- [INSTRUCTION]
Copy each line of the entries beneath that contains the word "time".

Records contained in a dataset
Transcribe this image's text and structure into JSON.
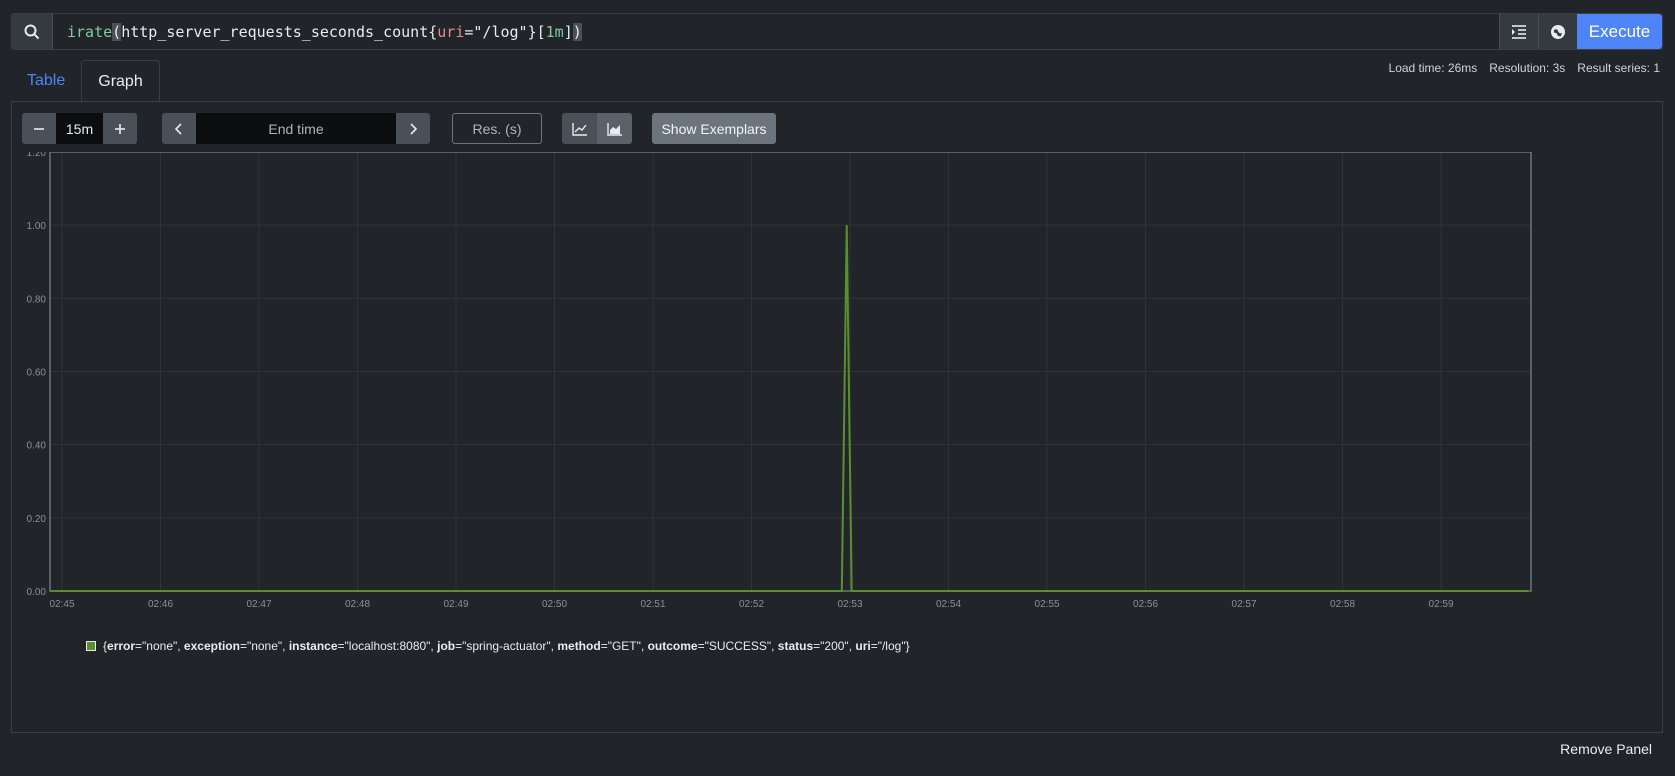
{
  "query": {
    "fn": "irate",
    "open_paren": "(",
    "metric": "http_server_requests_seconds_count",
    "brace_open": "{",
    "label_key": "uri",
    "eq": "=",
    "label_val": "\"/log\"",
    "brace_close": "}",
    "range_open": "[",
    "range": "1m",
    "range_close": "]",
    "close_paren": ")"
  },
  "toolbar": {
    "execute_label": "Execute"
  },
  "tabs": {
    "table": "Table",
    "graph": "Graph"
  },
  "stats": {
    "load_time": "Load time: 26ms",
    "resolution": "Resolution: 3s",
    "result_series": "Result series: 1"
  },
  "controls": {
    "range_value": "15m",
    "end_time_placeholder": "End time",
    "res_placeholder": "Res. (s)",
    "show_exemplars": "Show Exemplars"
  },
  "colors": {
    "series": "#5a8f2e",
    "accent": "#4e84f5"
  },
  "chart_data": {
    "type": "line",
    "y_ticks": [
      "0.00",
      "0.20",
      "0.40",
      "0.60",
      "0.80",
      "1.00",
      "1.20"
    ],
    "ylim": [
      0,
      1.2
    ],
    "x_ticks": [
      "02:45",
      "02:46",
      "02:47",
      "02:48",
      "02:49",
      "02:50",
      "02:51",
      "02:52",
      "02:53",
      "02:54",
      "02:55",
      "02:56",
      "02:57",
      "02:58",
      "02:59"
    ],
    "series": [
      {
        "x": [
          "02:44:53",
          "02:52:55",
          "02:52:58",
          "02:53:01",
          "02:59:53"
        ],
        "values": [
          0,
          0,
          1.0,
          0,
          0
        ]
      }
    ],
    "grid": true,
    "legend_position": "bottom-left"
  },
  "legend": {
    "open": "{",
    "items": [
      {
        "k": "error",
        "v": "\"none\""
      },
      {
        "k": "exception",
        "v": "\"none\""
      },
      {
        "k": "instance",
        "v": "\"localhost:8080\""
      },
      {
        "k": "job",
        "v": "\"spring-actuator\""
      },
      {
        "k": "method",
        "v": "\"GET\""
      },
      {
        "k": "outcome",
        "v": "\"SUCCESS\""
      },
      {
        "k": "status",
        "v": "\"200\""
      },
      {
        "k": "uri",
        "v": "\"/log\""
      }
    ],
    "close": "}"
  },
  "footer": {
    "remove_panel": "Remove Panel"
  }
}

- [TASK RESPONSE]
    "load_time": "Load time: 26ms",
    "end_time_placeholder": "End time",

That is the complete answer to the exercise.